▶ **Goal of the exercise**
Gather up every line from the entries below that uses the word "type".

########################################

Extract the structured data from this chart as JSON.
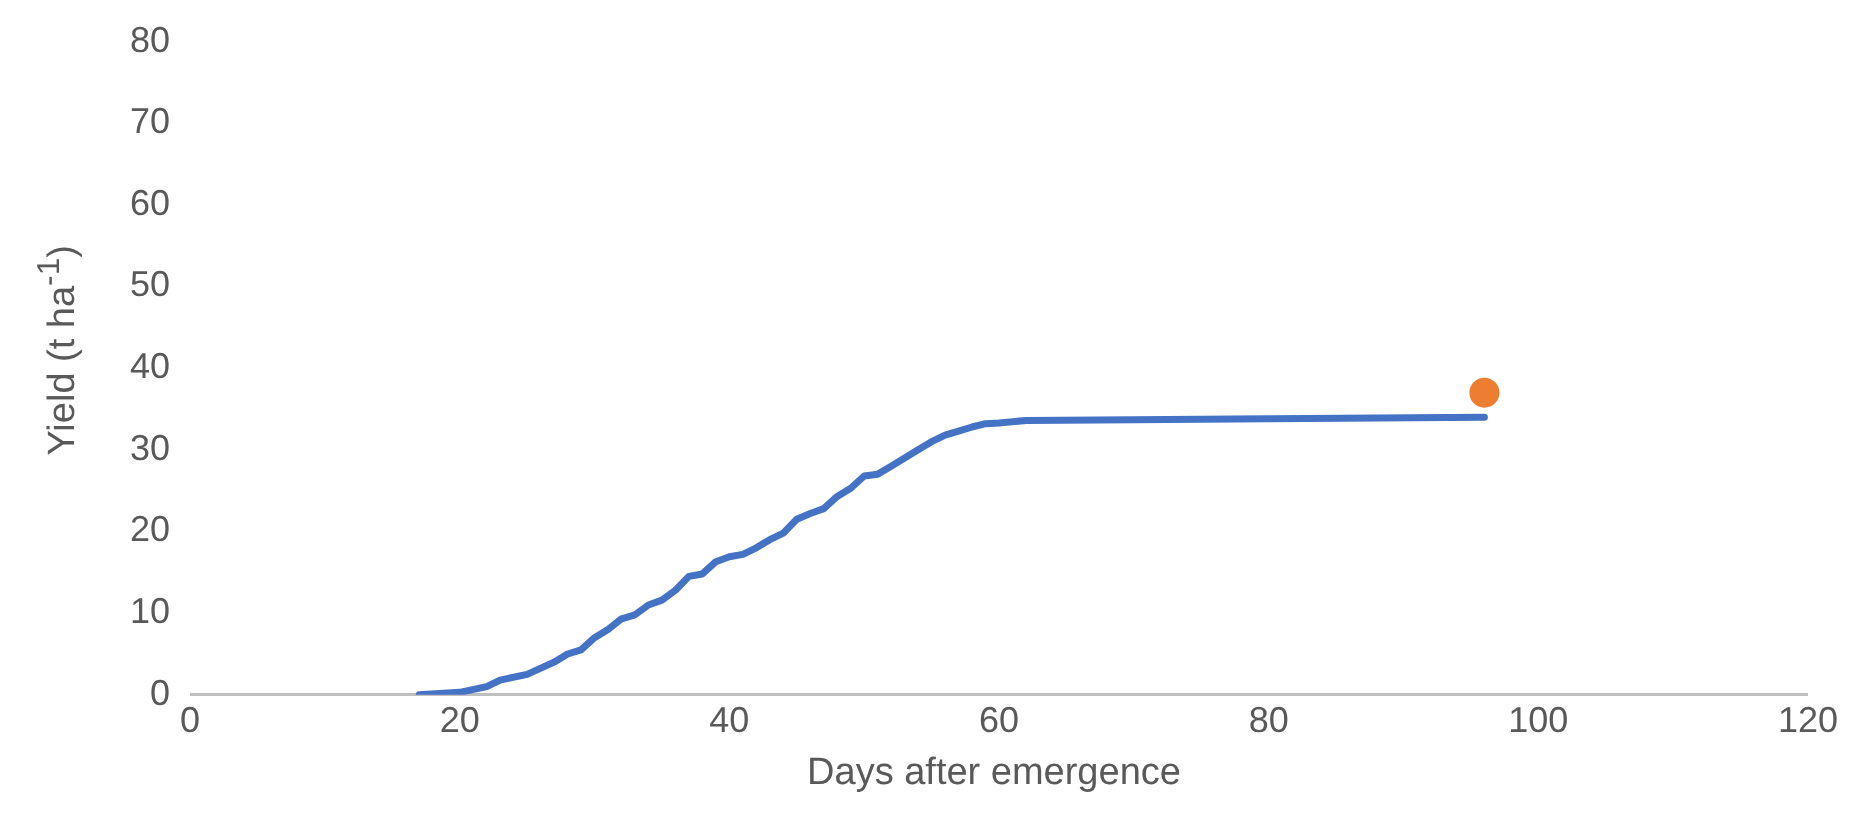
{
  "chart_data": {
    "type": "line",
    "xlabel": "Days after emergence",
    "ylabel": "Yield (t ha$^{-1}$)",
    "xlim": [
      0,
      120
    ],
    "xticks": [
      0,
      20,
      40,
      60,
      80,
      100,
      120
    ],
    "ylim": [
      0,
      80
    ],
    "yticks": [
      0,
      10,
      20,
      30,
      40,
      50,
      60,
      70,
      80
    ],
    "grid": false,
    "legend": false,
    "series": [
      {
        "color": "#4472c4",
        "marker": "none",
        "x": [
          17,
          20,
          22,
          23,
          25,
          27,
          28,
          29,
          30,
          31,
          32,
          33,
          34,
          35,
          36,
          37,
          38,
          39,
          40,
          41,
          42,
          43,
          44,
          45,
          46,
          47,
          48,
          49,
          50,
          51,
          52,
          53,
          54,
          55,
          56,
          57,
          58,
          59,
          60,
          62,
          70,
          80,
          96
        ],
        "values": [
          0,
          0.3,
          1,
          1.8,
          2.5,
          4,
          5,
          5.5,
          7,
          8,
          9.3,
          9.8,
          11,
          11.6,
          12.8,
          14.5,
          14.8,
          16.3,
          16.9,
          17.2,
          18,
          19,
          19.8,
          21.5,
          22.2,
          22.8,
          24.3,
          25.3,
          26.8,
          27,
          28,
          29,
          30,
          31,
          31.8,
          32.3,
          32.8,
          33.2,
          33.3,
          33.6,
          33.7,
          33.8,
          34
        ]
      },
      {
        "type": "scatter",
        "color": "#ed7d31",
        "marker": "circle",
        "x": [
          96
        ],
        "values": [
          37
        ]
      }
    ]
  }
}
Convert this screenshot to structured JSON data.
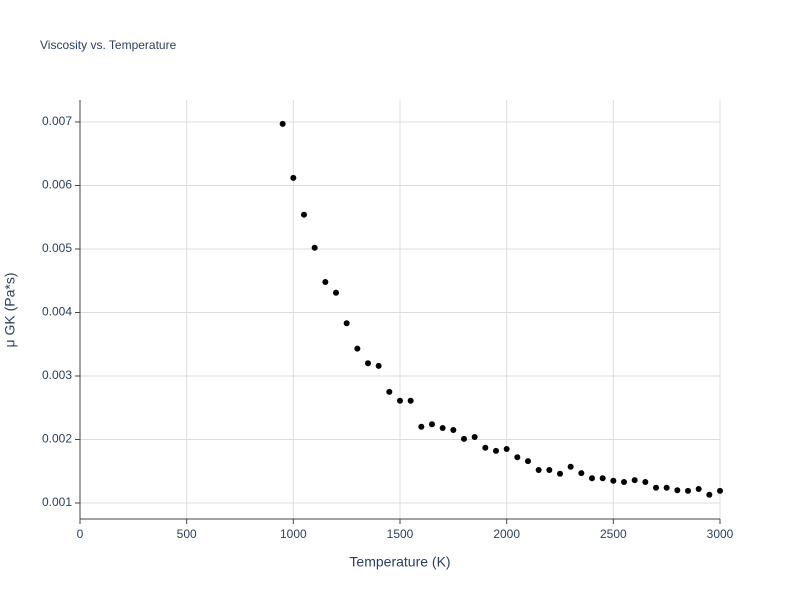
{
  "chart_data": {
    "type": "scatter",
    "title": "Viscosity vs. Temperature",
    "x_label": "Temperature (K)",
    "y_label": "μ GK (Pa*s)",
    "x": [
      950,
      1000,
      1050,
      1100,
      1150,
      1200,
      1250,
      1300,
      1350,
      1400,
      1450,
      1500,
      1550,
      1600,
      1650,
      1700,
      1750,
      1800,
      1850,
      1900,
      1950,
      2000,
      2050,
      2100,
      2150,
      2200,
      2250,
      2300,
      2350,
      2400,
      2450,
      2500,
      2550,
      2600,
      2650,
      2700,
      2750,
      2800,
      2850,
      2900,
      2950,
      3000
    ],
    "values": [
      0.00697,
      0.00612,
      0.00554,
      0.00502,
      0.00448,
      0.00431,
      0.00383,
      0.00343,
      0.0032,
      0.00316,
      0.00275,
      0.00261,
      0.00261,
      0.0022,
      0.00224,
      0.00218,
      0.00215,
      0.00201,
      0.00204,
      0.00187,
      0.00182,
      0.00185,
      0.00172,
      0.00166,
      0.00152,
      0.00152,
      0.00146,
      0.00157,
      0.00147,
      0.00139,
      0.00139,
      0.00135,
      0.00133,
      0.00136,
      0.00133,
      0.00124,
      0.00124,
      0.0012,
      0.00119,
      0.00122,
      0.00113,
      0.00119
    ],
    "color": "#000000",
    "xlim": [
      0,
      3000
    ],
    "xticks": [
      0,
      500,
      1000,
      1500,
      2000,
      2500,
      3000
    ],
    "ylim": [
      0.000748,
      0.007346
    ],
    "yticks": [
      0.001,
      0.002,
      0.003,
      0.004,
      0.005,
      0.006,
      0.007
    ],
    "grid": true
  }
}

########################################

▶ **Full response**
    "type": "line",
        "type": "scatter",
    "type": "scatter",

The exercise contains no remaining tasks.